Work to do
Locate all lines in the data below that hold "label" and show them.

Dataset rows

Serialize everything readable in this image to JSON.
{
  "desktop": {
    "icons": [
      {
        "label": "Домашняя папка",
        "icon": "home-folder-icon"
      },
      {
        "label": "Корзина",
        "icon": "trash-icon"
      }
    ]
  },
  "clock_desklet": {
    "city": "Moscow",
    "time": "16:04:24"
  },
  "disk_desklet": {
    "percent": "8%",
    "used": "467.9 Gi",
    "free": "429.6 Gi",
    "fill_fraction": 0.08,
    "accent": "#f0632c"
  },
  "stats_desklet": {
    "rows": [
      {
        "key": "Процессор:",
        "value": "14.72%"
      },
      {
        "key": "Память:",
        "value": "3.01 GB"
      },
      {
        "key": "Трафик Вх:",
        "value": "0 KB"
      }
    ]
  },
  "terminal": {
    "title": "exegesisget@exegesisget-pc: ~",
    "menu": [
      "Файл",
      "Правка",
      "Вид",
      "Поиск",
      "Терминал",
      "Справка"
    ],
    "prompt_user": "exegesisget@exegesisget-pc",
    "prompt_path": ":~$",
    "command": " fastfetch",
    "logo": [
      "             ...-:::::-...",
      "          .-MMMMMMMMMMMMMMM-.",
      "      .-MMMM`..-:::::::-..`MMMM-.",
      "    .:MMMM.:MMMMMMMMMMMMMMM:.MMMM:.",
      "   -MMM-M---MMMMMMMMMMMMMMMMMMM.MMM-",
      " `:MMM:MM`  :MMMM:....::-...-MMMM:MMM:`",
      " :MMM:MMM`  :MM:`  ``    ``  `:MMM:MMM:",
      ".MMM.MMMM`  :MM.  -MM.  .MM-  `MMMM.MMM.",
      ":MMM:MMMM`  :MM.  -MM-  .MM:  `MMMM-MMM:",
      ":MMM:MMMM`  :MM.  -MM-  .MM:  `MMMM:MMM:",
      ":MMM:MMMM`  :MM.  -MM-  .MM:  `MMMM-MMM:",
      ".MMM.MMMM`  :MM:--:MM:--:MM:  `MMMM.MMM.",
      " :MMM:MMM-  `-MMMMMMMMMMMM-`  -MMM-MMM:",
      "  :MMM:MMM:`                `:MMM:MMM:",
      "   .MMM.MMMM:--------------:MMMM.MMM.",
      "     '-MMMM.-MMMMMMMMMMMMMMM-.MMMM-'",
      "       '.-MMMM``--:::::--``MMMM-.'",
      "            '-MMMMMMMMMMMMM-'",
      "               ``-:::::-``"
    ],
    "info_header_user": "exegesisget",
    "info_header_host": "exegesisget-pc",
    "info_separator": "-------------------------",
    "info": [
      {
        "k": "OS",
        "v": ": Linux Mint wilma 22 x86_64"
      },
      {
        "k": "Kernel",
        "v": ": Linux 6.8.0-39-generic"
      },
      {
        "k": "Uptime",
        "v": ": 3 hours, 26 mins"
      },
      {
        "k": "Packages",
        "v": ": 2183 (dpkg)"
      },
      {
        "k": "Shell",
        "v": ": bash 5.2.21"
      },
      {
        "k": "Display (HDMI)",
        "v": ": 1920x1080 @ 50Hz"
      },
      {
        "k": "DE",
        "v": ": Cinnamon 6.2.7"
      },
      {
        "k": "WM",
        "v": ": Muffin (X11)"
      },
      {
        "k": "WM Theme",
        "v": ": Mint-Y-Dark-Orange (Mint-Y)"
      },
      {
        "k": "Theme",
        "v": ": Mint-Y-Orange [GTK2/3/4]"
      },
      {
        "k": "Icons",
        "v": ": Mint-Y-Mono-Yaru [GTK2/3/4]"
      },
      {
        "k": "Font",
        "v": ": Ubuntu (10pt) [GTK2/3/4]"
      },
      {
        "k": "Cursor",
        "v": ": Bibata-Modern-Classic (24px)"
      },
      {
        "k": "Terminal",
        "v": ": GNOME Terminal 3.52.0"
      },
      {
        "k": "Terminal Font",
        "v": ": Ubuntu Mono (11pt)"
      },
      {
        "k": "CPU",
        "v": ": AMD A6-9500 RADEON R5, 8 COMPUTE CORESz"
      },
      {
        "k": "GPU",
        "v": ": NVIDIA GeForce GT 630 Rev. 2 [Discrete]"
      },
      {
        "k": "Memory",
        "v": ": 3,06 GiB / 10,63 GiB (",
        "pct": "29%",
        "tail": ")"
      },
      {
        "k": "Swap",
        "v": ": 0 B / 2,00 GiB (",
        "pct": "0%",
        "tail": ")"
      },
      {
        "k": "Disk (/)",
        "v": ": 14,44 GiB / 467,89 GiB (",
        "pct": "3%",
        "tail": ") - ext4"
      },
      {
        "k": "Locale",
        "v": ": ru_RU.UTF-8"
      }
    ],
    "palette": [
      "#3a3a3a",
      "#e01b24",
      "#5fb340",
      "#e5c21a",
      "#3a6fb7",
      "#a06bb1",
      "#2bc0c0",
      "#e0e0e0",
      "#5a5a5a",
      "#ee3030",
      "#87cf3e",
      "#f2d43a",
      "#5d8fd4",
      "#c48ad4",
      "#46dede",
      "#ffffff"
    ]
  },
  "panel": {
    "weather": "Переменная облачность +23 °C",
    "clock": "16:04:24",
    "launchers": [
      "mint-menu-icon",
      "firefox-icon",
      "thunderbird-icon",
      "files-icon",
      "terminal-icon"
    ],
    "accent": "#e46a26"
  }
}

Output below
        "label": "Домашняя папка",
        "label": "Корзина",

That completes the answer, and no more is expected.